What you will do. Go through each line of the records below and count those with the word "content"; give only the total.

Data shown.

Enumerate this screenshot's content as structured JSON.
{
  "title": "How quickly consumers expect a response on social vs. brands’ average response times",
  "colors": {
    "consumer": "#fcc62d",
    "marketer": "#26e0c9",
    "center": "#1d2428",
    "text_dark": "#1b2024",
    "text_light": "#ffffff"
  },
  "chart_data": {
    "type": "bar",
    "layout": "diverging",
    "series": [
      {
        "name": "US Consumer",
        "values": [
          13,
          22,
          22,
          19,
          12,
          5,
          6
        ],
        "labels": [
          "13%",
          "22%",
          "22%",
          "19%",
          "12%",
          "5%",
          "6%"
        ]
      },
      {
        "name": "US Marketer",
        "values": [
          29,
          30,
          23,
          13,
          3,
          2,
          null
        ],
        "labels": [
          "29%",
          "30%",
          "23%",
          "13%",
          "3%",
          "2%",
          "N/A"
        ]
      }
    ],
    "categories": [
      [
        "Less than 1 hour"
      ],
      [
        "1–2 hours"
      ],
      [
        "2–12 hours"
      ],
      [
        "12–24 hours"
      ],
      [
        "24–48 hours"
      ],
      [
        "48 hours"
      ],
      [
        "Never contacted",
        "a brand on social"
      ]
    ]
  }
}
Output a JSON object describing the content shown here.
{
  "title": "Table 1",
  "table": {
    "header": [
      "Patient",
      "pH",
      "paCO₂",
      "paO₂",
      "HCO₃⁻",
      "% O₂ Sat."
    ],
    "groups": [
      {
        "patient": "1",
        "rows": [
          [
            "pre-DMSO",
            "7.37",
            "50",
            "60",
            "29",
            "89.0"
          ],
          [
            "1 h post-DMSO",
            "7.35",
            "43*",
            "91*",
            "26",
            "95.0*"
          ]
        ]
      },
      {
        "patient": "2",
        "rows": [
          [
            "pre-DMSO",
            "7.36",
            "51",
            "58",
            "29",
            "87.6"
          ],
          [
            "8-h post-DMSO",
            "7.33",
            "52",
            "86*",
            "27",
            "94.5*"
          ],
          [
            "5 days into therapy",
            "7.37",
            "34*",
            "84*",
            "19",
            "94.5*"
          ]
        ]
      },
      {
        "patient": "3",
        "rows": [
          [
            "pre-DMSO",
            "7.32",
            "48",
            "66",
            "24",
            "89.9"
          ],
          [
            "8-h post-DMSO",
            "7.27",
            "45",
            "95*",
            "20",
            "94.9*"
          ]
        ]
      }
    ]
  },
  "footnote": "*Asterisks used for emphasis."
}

Result of the task. 2